# [Items listed in a dataset]
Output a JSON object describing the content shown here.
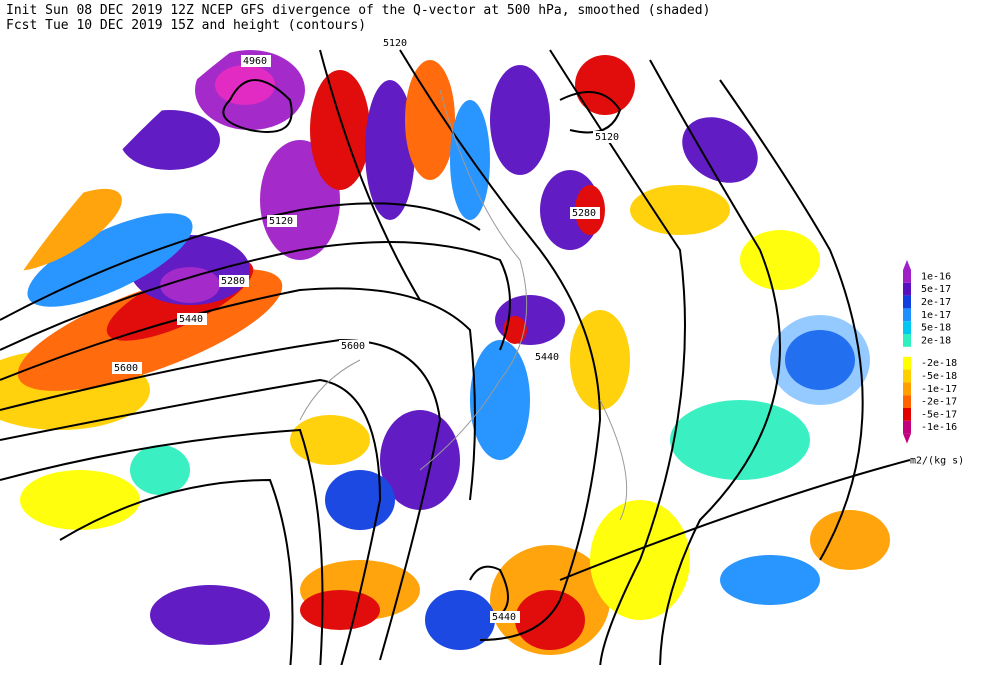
{
  "header": {
    "line1": "Init  Sun 08 DEC 2019 12Z  NCEP GFS divergence of the Q-vector at 500 hPa, smoothed (shaded)",
    "line2": "Fcst Tue 10 DEC 2019 15Z  and height (contours)"
  },
  "contour_labels": [
    "4960",
    "5120",
    "5120",
    "5120",
    "5280",
    "5280",
    "5440",
    "5440",
    "5440",
    "5600",
    "5600"
  ],
  "legend": {
    "labels": [
      "1e-16",
      "5e-17",
      "2e-17",
      "1e-17",
      "5e-18",
      "2e-18",
      "-2e-18",
      "-5e-18",
      "-1e-17",
      "-2e-17",
      "-5e-17",
      "-1e-16"
    ],
    "colors": [
      "#a020c8",
      "#5a10c0",
      "#1040e0",
      "#1e90ff",
      "#00c8f0",
      "#30f0c0",
      "#ffff00",
      "#ffd000",
      "#ffa000",
      "#ff6400",
      "#e00000",
      "#c0007c"
    ],
    "unit": "m2/(kg s)"
  }
}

# [Directions for this task]
Without the pictures, copy the material exactly as given.

# [Worked solution]
Output a JSON object describing the content shown here.
{
  "header": {
    "line1": "Init  Sun 08 DEC 2019 12Z  NCEP GFS divergence of the Q-vector at 500 hPa, smoothed (shaded)",
    "line2": "Fcst Tue 10 DEC 2019 15Z  and height (contours)"
  },
  "contour_labels": [
    "4960",
    "5120",
    "5120",
    "5120",
    "5280",
    "5280",
    "5440",
    "5440",
    "5440",
    "5600",
    "5600"
  ],
  "legend": {
    "labels": [
      "1e-16",
      "5e-17",
      "2e-17",
      "1e-17",
      "5e-18",
      "2e-18",
      "-2e-18",
      "-5e-18",
      "-1e-17",
      "-2e-17",
      "-5e-17",
      "-1e-16"
    ],
    "colors": [
      "#a020c8",
      "#5a10c0",
      "#1040e0",
      "#1e90ff",
      "#00c8f0",
      "#30f0c0",
      "#ffff00",
      "#ffd000",
      "#ffa000",
      "#ff6400",
      "#e00000",
      "#c0007c"
    ],
    "unit": "m2/(kg s)"
  }
}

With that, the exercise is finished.